• _Your goal_
Go through the entries below and print each one exactly, leaving out pictures.

• _Source material_
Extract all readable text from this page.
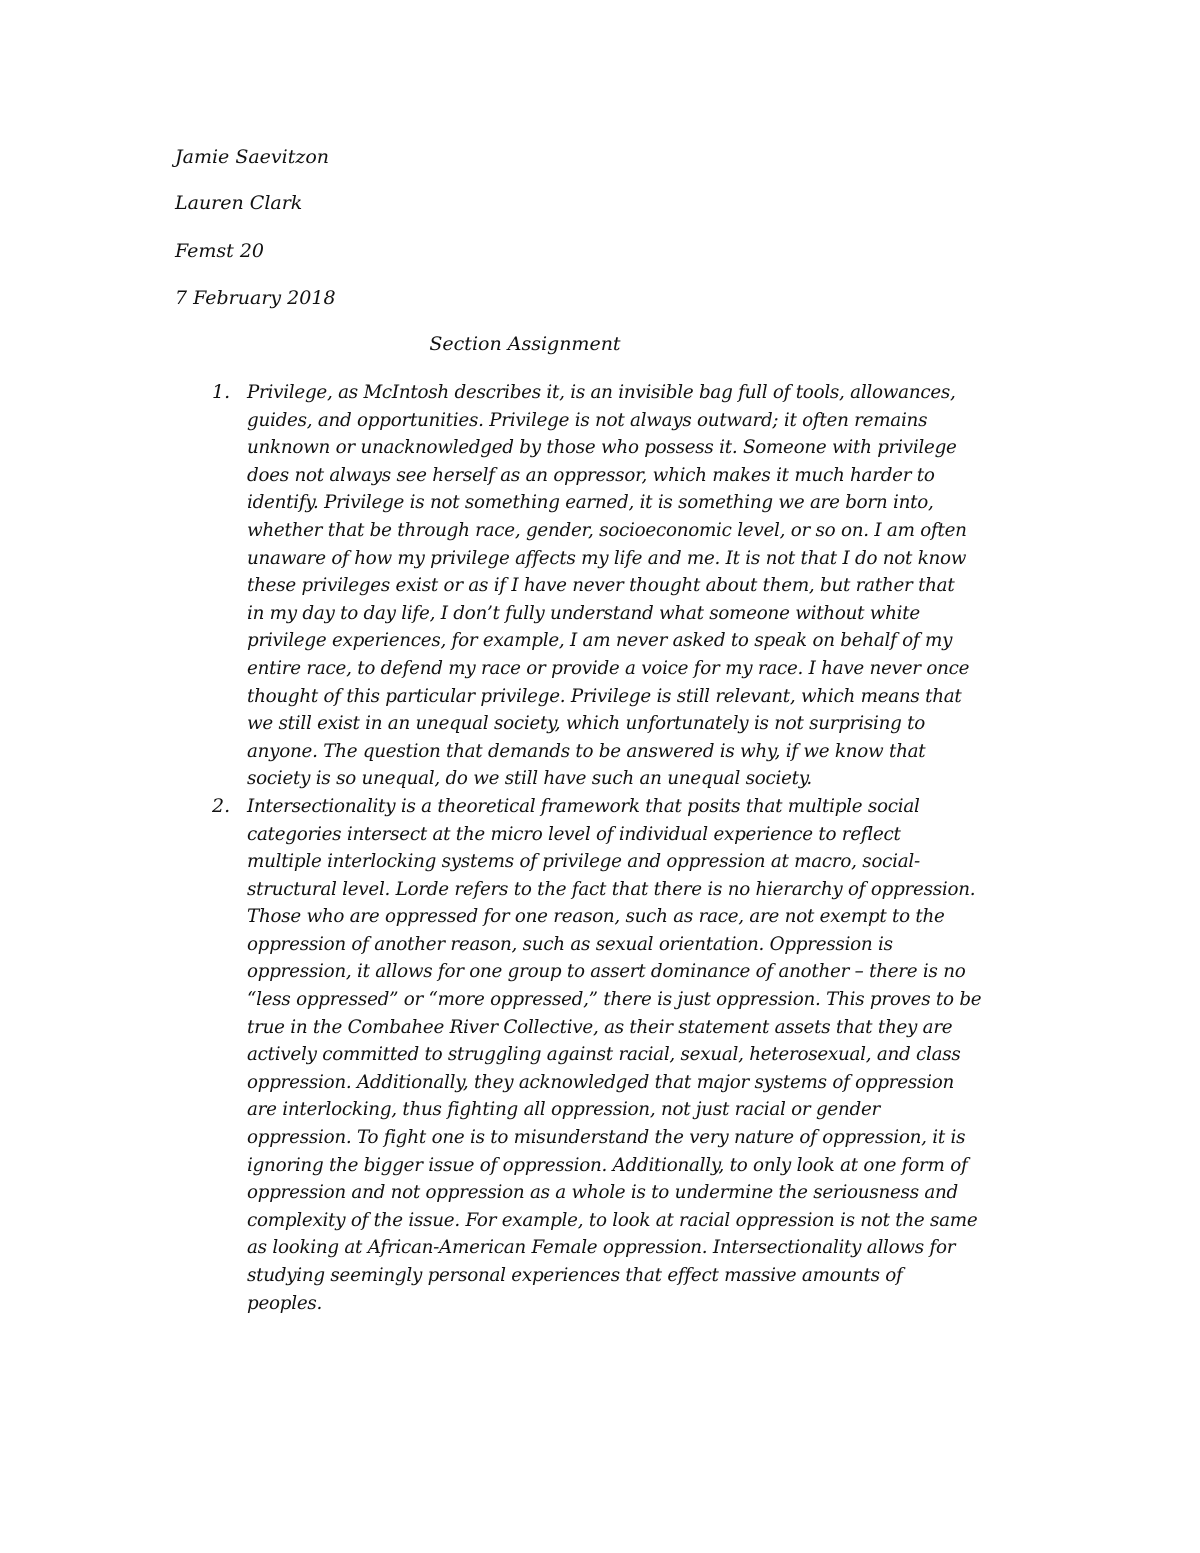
Jamie Saevitzon
Lauren Clark
Femst 20
7 February 2018
Section Assignment
1. Privilege, as McIntosh describes it, is an invisible bag full of tools, allowances,
guides, and opportunities. Privilege is not always outward; it often remains
unknown or unacknowledged by those who possess it. Someone with privilege
does not always see herself as an oppressor, which makes it much harder to
identify. Privilege is not something earned, it is something we are born into,
whether that be through race, gender, socioeconomic level, or so on. I am often
unaware of how my privilege affects my life and me. It is not that I do not know
these privileges exist or as if I have never thought about them, but rather that
in my day to day life, I don’t fully understand what someone without white
privilege experiences, for example, I am never asked to speak on behalf of my
entire race, to defend my race or provide a voice for my race. I have never once
thought of this particular privilege. Privilege is still relevant, which means that
we still exist in an unequal society, which unfortunately is not surprising to
anyone. The question that demands to be answered is why, if we know that
society is so unequal, do we still have such an unequal society.
2. Intersectionality is a theoretical framework that posits that multiple social
categories intersect at the micro level of individual experience to reflect
multiple interlocking systems of privilege and oppression at macro, social-
structural level. Lorde refers to the fact that there is no hierarchy of oppression.
Those who are oppressed for one reason, such as race, are not exempt to the
oppression of another reason, such as sexual orientation. Oppression is
oppression, it allows for one group to assert dominance of another – there is no
“less oppressed” or “more oppressed,” there is just oppression. This proves to be
true in the Combahee River Collective, as their statement assets that they are
actively committed to struggling against racial, sexual, heterosexual, and class
oppression. Additionally, they acknowledged that major systems of oppression
are interlocking, thus fighting all oppression, not just racial or gender
oppression. To fight one is to misunderstand the very nature of oppression, it is
ignoring the bigger issue of oppression. Additionally, to only look at one form of
oppression and not oppression as a whole is to undermine the seriousness and
complexity of the issue. For example, to look at racial oppression is not the same
as looking at African-American Female oppression. Intersectionality allows for
studying seemingly personal experiences that effect massive amounts of
peoples.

• _Solution to this exercise_
Extract all readable text from this page.
Jamie Saevitzon
Lauren Clark
Femst 20
7 February 2018
Section Assignment
1. Privilege, as McIntosh describes it, is an invisible bag full of tools, allowances,
guides, and opportunities. Privilege is not always outward; it often remains
unknown or unacknowledged by those who possess it. Someone with privilege
does not always see herself as an oppressor, which makes it much harder to
identify. Privilege is not something earned, it is something we are born into,
whether that be through race, gender, socioeconomic level, or so on. I am often
unaware of how my privilege affects my life and me. It is not that I do not know
these privileges exist or as if I have never thought about them, but rather that
in my day to day life, I don’t fully understand what someone without white
privilege experiences, for example, I am never asked to speak on behalf of my
entire race, to defend my race or provide a voice for my race. I have never once
thought of this particular privilege. Privilege is still relevant, which means that
we still exist in an unequal society, which unfortunately is not surprising to
anyone. The question that demands to be answered is why, if we know that
society is so unequal, do we still have such an unequal society.
2. Intersectionality is a theoretical framework that posits that multiple social
categories intersect at the micro level of individual experience to reflect
multiple interlocking systems of privilege and oppression at macro, social-
structural level. Lorde refers to the fact that there is no hierarchy of oppression.
Those who are oppressed for one reason, such as race, are not exempt to the
oppression of another reason, such as sexual orientation. Oppression is
oppression, it allows for one group to assert dominance of another – there is no
“less oppressed” or “more oppressed,” there is just oppression. This proves to be
true in the Combahee River Collective, as their statement assets that they are
actively committed to struggling against racial, sexual, heterosexual, and class
oppression. Additionally, they acknowledged that major systems of oppression
are interlocking, thus fighting all oppression, not just racial or gender
oppression. To fight one is to misunderstand the very nature of oppression, it is
ignoring the bigger issue of oppression. Additionally, to only look at one form of
oppression and not oppression as a whole is to undermine the seriousness and
complexity of the issue. For example, to look at racial oppression is not the same
as looking at African-American Female oppression. Intersectionality allows for
studying seemingly personal experiences that effect massive amounts of
peoples.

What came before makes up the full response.